## begin
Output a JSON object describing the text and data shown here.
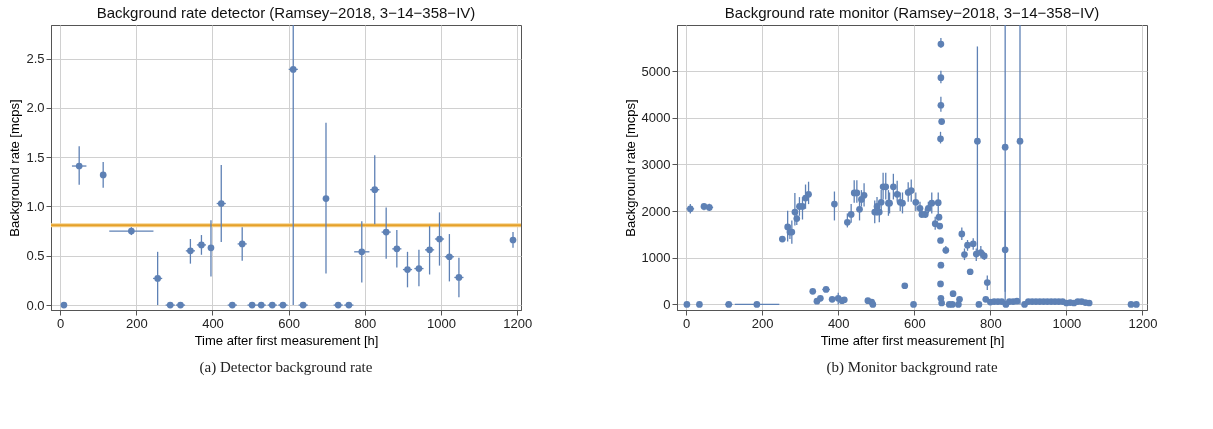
{
  "chart_data": [
    {
      "type": "scatter",
      "title": "Background rate detector (Ramsey−2018, 3−14−358−IV)",
      "xlabel": "Time after first measurement [h]",
      "ylabel": "Background rate [mcps]",
      "color": "#5e81b5",
      "marker": "circle",
      "grid": true,
      "xlim": [
        -24,
        1210
      ],
      "ylim": [
        -0.05,
        2.84
      ],
      "xticks": [
        0,
        200,
        400,
        600,
        800,
        1000,
        1200
      ],
      "yticks": [
        {
          "value": 0,
          "label": "0.0"
        },
        {
          "value": 0.5,
          "label": "0.5"
        },
        {
          "value": 1,
          "label": "1.0"
        },
        {
          "value": 1.5,
          "label": "1.5"
        },
        {
          "value": 2,
          "label": "2.0"
        },
        {
          "value": 2.5,
          "label": "2.5"
        }
      ],
      "x": [
        10,
        50,
        113,
        187,
        256,
        289,
        316,
        342,
        371,
        396,
        423,
        452,
        478,
        504,
        528,
        557,
        585,
        612,
        638,
        698,
        730,
        758,
        792,
        826,
        856,
        884,
        912,
        942,
        970,
        996,
        1022,
        1047,
        1189
      ],
      "values": [
        0,
        1.41,
        1.32,
        0.75,
        0.27,
        0,
        0,
        0.55,
        0.61,
        0.58,
        1.03,
        0,
        0.62,
        0,
        0,
        0,
        0,
        2.39,
        0,
        1.08,
        0,
        0,
        0.54,
        1.17,
        0.74,
        0.57,
        0.36,
        0.37,
        0.56,
        0.67,
        0.49,
        0.28,
        0.66
      ],
      "errors": [
        null,
        [
          1.22,
          1.61
        ],
        [
          1.19,
          1.45
        ],
        [
          0.71,
          0.79
        ],
        [
          0,
          0.54
        ],
        null,
        null,
        [
          0.42,
          0.67
        ],
        [
          0.51,
          0.71
        ],
        [
          0.29,
          0.86
        ],
        [
          0.64,
          1.42
        ],
        null,
        [
          0.45,
          0.79
        ],
        null,
        null,
        null,
        null,
        [
          0,
          2.84
        ],
        null,
        [
          0.32,
          1.85
        ],
        null,
        null,
        [
          0.23,
          0.85
        ],
        [
          0.82,
          1.52
        ],
        [
          0.47,
          0.99
        ],
        [
          0.38,
          0.76
        ],
        [
          0.18,
          0.54
        ],
        [
          0.19,
          0.56
        ],
        [
          0.31,
          0.8
        ],
        [
          0.4,
          0.94
        ],
        [
          0.24,
          0.72
        ],
        [
          0.08,
          0.48
        ],
        [
          0.58,
          0.74
        ]
      ],
      "xerrors": [
        8,
        19,
        8,
        58,
        12,
        12,
        12,
        12,
        12,
        8,
        12,
        12,
        12,
        12,
        12,
        12,
        12,
        12,
        12,
        null,
        12,
        12,
        20,
        12,
        12,
        12,
        12,
        12,
        12,
        12,
        12,
        12,
        8
      ],
      "ref_lines": [
        {
          "axis": "y",
          "value": 0.81,
          "color": "#e5a12a"
        }
      ],
      "bands": [
        {
          "axis": "y",
          "from": 0.79,
          "to": 0.83,
          "color": "#f6d38f"
        }
      ],
      "annotations": [
        "(a) Detector background rate"
      ]
    },
    {
      "type": "scatter",
      "title": "Background rate monitor (Ramsey−2018, 3−14−358−IV)",
      "xlabel": "Time after first measurement [h]",
      "ylabel": "Background rate [mcps]",
      "color": "#5e81b5",
      "marker": "circle",
      "grid": true,
      "xlim": [
        -24,
        1212
      ],
      "ylim": [
        -120,
        5990
      ],
      "xticks": [
        0,
        200,
        400,
        600,
        800,
        1000,
        1200
      ],
      "yticks": [
        0,
        1000,
        2000,
        3000,
        4000,
        5000
      ],
      "x": [
        2,
        11,
        35,
        47,
        61,
        112,
        186,
        253,
        267,
        273,
        278,
        286,
        291,
        298,
        306,
        314,
        322,
        333,
        344,
        353,
        368,
        384,
        390,
        400,
        410,
        416,
        424,
        434,
        442,
        449,
        456,
        461,
        468,
        478,
        488,
        491,
        496,
        502,
        508,
        513,
        518,
        525,
        532,
        535,
        545,
        555,
        563,
        569,
        575,
        584,
        592,
        598,
        604,
        615,
        620,
        629,
        637,
        646,
        655,
        663,
        665,
        667,
        669,
        669,
        672,
        670,
        670,
        670,
        670,
        669,
        670,
        672,
        683,
        692,
        700,
        702,
        716,
        719,
        725,
        732,
        740,
        747,
        755,
        763,
        766,
        770,
        775,
        784,
        788,
        792,
        800,
        810,
        820,
        830,
        850,
        860,
        870,
        890,
        900,
        910,
        920,
        930,
        940,
        950,
        960,
        970,
        980,
        990,
        1000,
        1010,
        1020,
        1030,
        1040,
        1050,
        1060,
        839,
        839,
        841,
        878,
        1170,
        1184
      ],
      "values": [
        0,
        2050,
        0,
        2100,
        2080,
        0,
        0,
        1400,
        1660,
        1550,
        1550,
        1980,
        1840,
        2100,
        2100,
        2280,
        2360,
        280,
        70,
        130,
        320,
        110,
        2150,
        130,
        80,
        100,
        1760,
        1930,
        2390,
        2390,
        2040,
        2250,
        2340,
        80,
        50,
        0,
        1980,
        2100,
        1980,
        2190,
        2520,
        2520,
        2170,
        2170,
        2520,
        2360,
        2190,
        2170,
        400,
        2400,
        2440,
        0,
        2190,
        2060,
        1930,
        1930,
        2060,
        2170,
        1730,
        2180,
        1870,
        1680,
        1370,
        3550,
        3920,
        4270,
        4860,
        5580,
        840,
        440,
        130,
        30,
        1160,
        0,
        0,
        230,
        0,
        110,
        1510,
        1070,
        1270,
        700,
        1300,
        1080,
        3500,
        0,
        1110,
        1040,
        110,
        470,
        50,
        60,
        60,
        60,
        60,
        60,
        70,
        0,
        60,
        60,
        60,
        60,
        60,
        60,
        60,
        60,
        60,
        60,
        30,
        40,
        30,
        60,
        60,
        40,
        30,
        3370,
        1170,
        0,
        3500,
        0,
        0
      ],
      "errors": [
        null,
        [
          1950,
          2150
        ],
        null,
        [
          2020,
          2160
        ],
        [
          2000,
          2160
        ],
        null,
        null,
        null,
        [
          1350,
          2010
        ],
        [
          1400,
          1700
        ],
        [
          1300,
          1800
        ],
        [
          1690,
          2390
        ],
        [
          1700,
          2000
        ],
        [
          1900,
          2300
        ],
        [
          1820,
          2300
        ],
        [
          2050,
          2570
        ],
        [
          2150,
          2630
        ],
        null,
        null,
        null,
        null,
        null,
        [
          1800,
          2420
        ],
        [
          0,
          250
        ],
        null,
        null,
        [
          1650,
          1950
        ],
        [
          1750,
          2150
        ],
        [
          2180,
          2660
        ],
        [
          2180,
          2660
        ],
        [
          1800,
          2210
        ],
        [
          2100,
          2450
        ],
        [
          2100,
          2600
        ],
        null,
        null,
        null,
        [
          1740,
          2230
        ],
        [
          1900,
          2300
        ],
        [
          1760,
          2200
        ],
        [
          2000,
          2450
        ],
        [
          2250,
          2820
        ],
        [
          2250,
          2820
        ],
        [
          1900,
          2450
        ],
        [
          1950,
          2400
        ],
        [
          2250,
          2800
        ],
        [
          2200,
          2650
        ],
        [
          2000,
          2400
        ],
        [
          1950,
          2400
        ],
        null,
        [
          2200,
          2620
        ],
        [
          2200,
          2680
        ],
        null,
        [
          2000,
          2400
        ],
        [
          1900,
          2200
        ],
        [
          1850,
          2050
        ],
        [
          1850,
          2050
        ],
        [
          1950,
          2200
        ],
        [
          1950,
          2400
        ],
        [
          1600,
          1880
        ],
        [
          1800,
          2400
        ],
        null,
        null,
        null,
        [
          3450,
          3700
        ],
        [
          3870,
          3980
        ],
        [
          4130,
          4450
        ],
        [
          4740,
          5010
        ],
        [
          5500,
          5710
        ],
        [
          780,
          900
        ],
        [
          380,
          500
        ],
        null,
        null,
        [
          1090,
          1250
        ],
        null,
        null,
        [
          170,
          290
        ],
        null,
        null,
        [
          1380,
          1650
        ],
        [
          950,
          1200
        ],
        [
          1150,
          1380
        ],
        [
          650,
          760
        ],
        [
          1170,
          1420
        ],
        [
          930,
          1200
        ],
        [
          1090,
          5530
        ],
        null,
        [
          1000,
          1250
        ],
        [
          950,
          1130
        ],
        null,
        [
          310,
          620
        ],
        null,
        null,
        null,
        null,
        null,
        null,
        null,
        null,
        null,
        null,
        null,
        null,
        null,
        null,
        null,
        null,
        null,
        null,
        null,
        null,
        null,
        null,
        null,
        null,
        null,
        [
          0,
          5990
        ],
        [
          270,
          2000
        ],
        null,
        [
          0,
          5990
        ],
        null,
        null
      ],
      "xerrors": [
        null,
        10,
        5,
        6,
        10,
        10,
        [
          128,
          245
        ],
        8,
        null,
        null,
        null,
        null,
        null,
        null,
        null,
        null,
        null,
        6,
        null,
        null,
        10,
        null,
        null,
        null,
        null,
        null,
        null,
        null,
        null,
        null,
        null,
        null,
        null,
        6,
        null,
        null,
        null,
        null,
        null,
        null,
        null,
        null,
        null,
        null,
        null,
        null,
        null,
        null,
        null,
        null,
        null,
        null,
        null,
        null,
        null,
        null,
        null,
        null,
        null,
        null,
        null,
        null,
        null,
        null,
        null,
        null,
        null,
        null,
        null,
        null,
        null,
        null,
        8,
        null,
        null,
        null,
        null,
        null,
        null,
        null,
        null,
        null,
        null,
        null,
        null,
        null,
        null,
        null,
        null,
        null,
        null,
        null,
        null,
        null,
        null,
        null,
        null,
        null,
        null,
        null,
        null,
        null,
        null,
        null,
        null,
        null,
        null,
        null,
        null,
        null,
        null,
        null,
        null,
        null,
        null,
        null,
        null,
        null,
        null,
        6,
        null
      ],
      "annotations": [
        "(b) Monitor background rate"
      ]
    }
  ]
}
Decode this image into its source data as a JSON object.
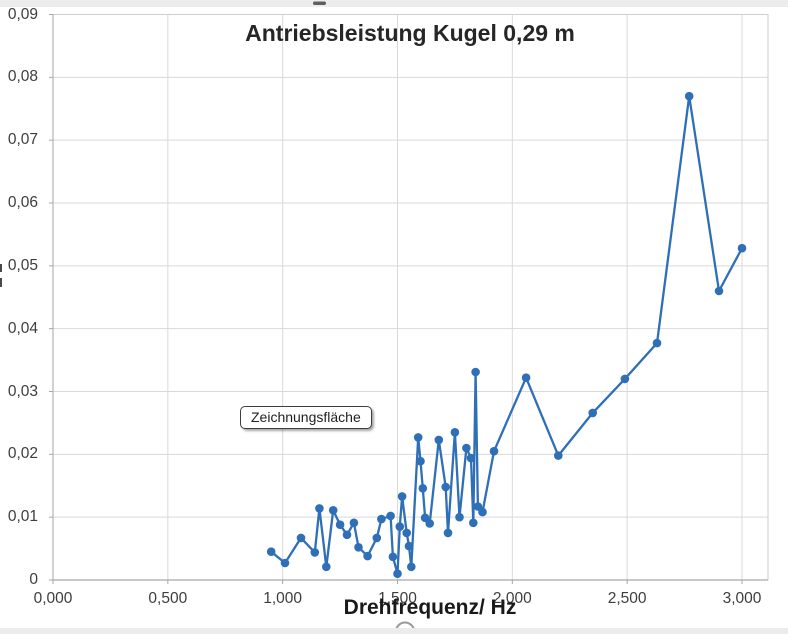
{
  "title": "Antriebsleistung Kugel 0,29 m",
  "tooltip": {
    "text": "Zeichnungsfläche"
  },
  "colors": {
    "series": "#2e6fb7",
    "grid": "#d9d9d9",
    "axis": "#a6a6a6",
    "plot_border": "#cfcfcf",
    "tick_text": "#3d3d3d",
    "handle_stroke": "#9a9a9a"
  },
  "chart_data": {
    "type": "line",
    "title": "Antriebsleistung Kugel 0,29 m",
    "xlabel": "Drehfrequenz/ Hz",
    "ylabel": "",
    "xlim": [
      0,
      3.11
    ],
    "ylim": [
      0,
      0.09
    ],
    "grid": true,
    "legend": false,
    "marker": "circle",
    "x_ticks": {
      "values": [
        0,
        0.5,
        1.0,
        1.5,
        2.0,
        2.5,
        3.0
      ],
      "labels": [
        "0,000",
        "0,500",
        "1,000",
        "1,500",
        "2,000",
        "2,500",
        "3,000"
      ]
    },
    "y_ticks": {
      "values": [
        0,
        0.01,
        0.02,
        0.03,
        0.04,
        0.05,
        0.06,
        0.07,
        0.08,
        0.09
      ],
      "labels": [
        "0",
        "0,01",
        "0,02",
        "0,03",
        "0,04",
        "0,05",
        "0,06",
        "0,07",
        "0,08",
        "0,09"
      ]
    },
    "series": [
      {
        "color": "#2e6fb7",
        "x": [
          0.95,
          1.01,
          1.08,
          1.14,
          1.16,
          1.19,
          1.22,
          1.25,
          1.28,
          1.31,
          1.33,
          1.37,
          1.41,
          1.43,
          1.47,
          1.48,
          1.5,
          1.51,
          1.52,
          1.54,
          1.55,
          1.56,
          1.59,
          1.6,
          1.61,
          1.62,
          1.64,
          1.68,
          1.71,
          1.72,
          1.75,
          1.77,
          1.8,
          1.82,
          1.83,
          1.84,
          1.85,
          1.87,
          1.92,
          2.06,
          2.2,
          2.35,
          2.49,
          2.63,
          2.77,
          2.9,
          3.0
        ],
        "y": [
          0.0045,
          0.0027,
          0.0067,
          0.0044,
          0.0114,
          0.0021,
          0.0111,
          0.0088,
          0.0072,
          0.0091,
          0.0052,
          0.0038,
          0.0067,
          0.0097,
          0.0102,
          0.0037,
          0.001,
          0.0085,
          0.0133,
          0.0075,
          0.0054,
          0.0021,
          0.0227,
          0.0189,
          0.0146,
          0.0099,
          0.009,
          0.0223,
          0.0148,
          0.0075,
          0.0235,
          0.01,
          0.021,
          0.0194,
          0.0091,
          0.0331,
          0.0117,
          0.0108,
          0.0205,
          0.0322,
          0.0198,
          0.0266,
          0.032,
          0.0377,
          0.077,
          0.046,
          0.0528
        ]
      }
    ]
  }
}
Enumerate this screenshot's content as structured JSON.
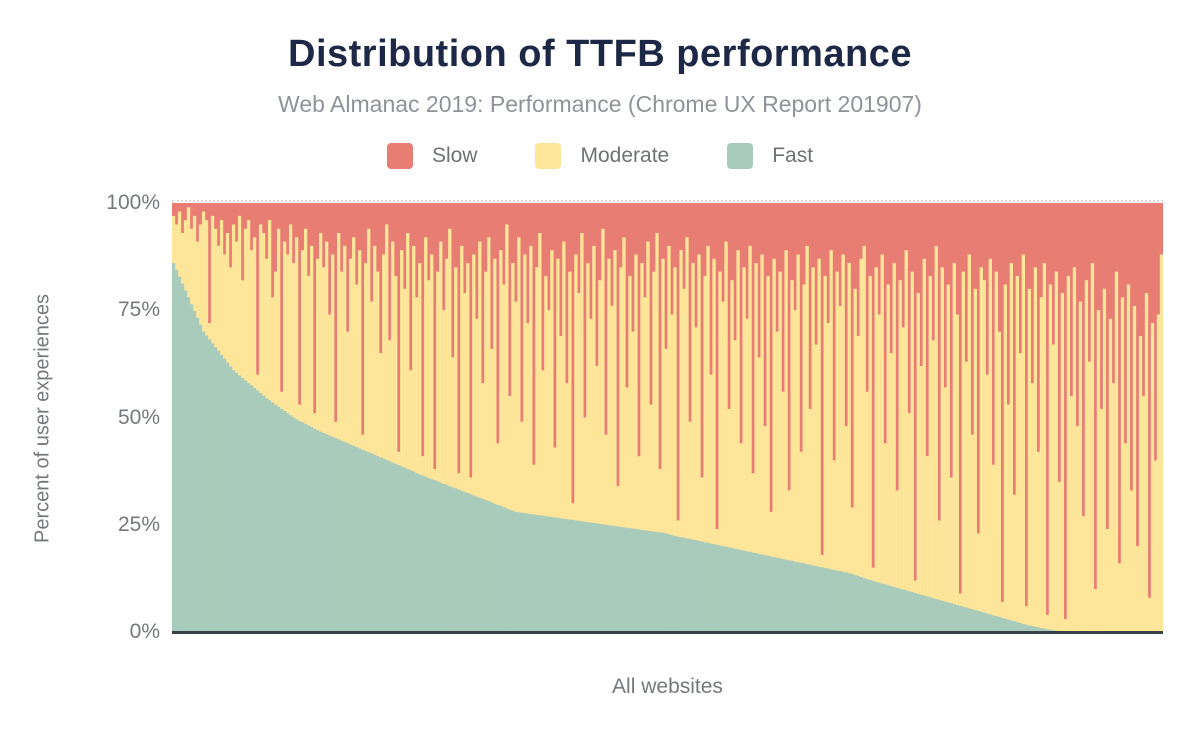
## end
List the lines that contain the word "object".

Output a JSON object describing the text and data shown here.
Decode this image into its source data as a JSON object.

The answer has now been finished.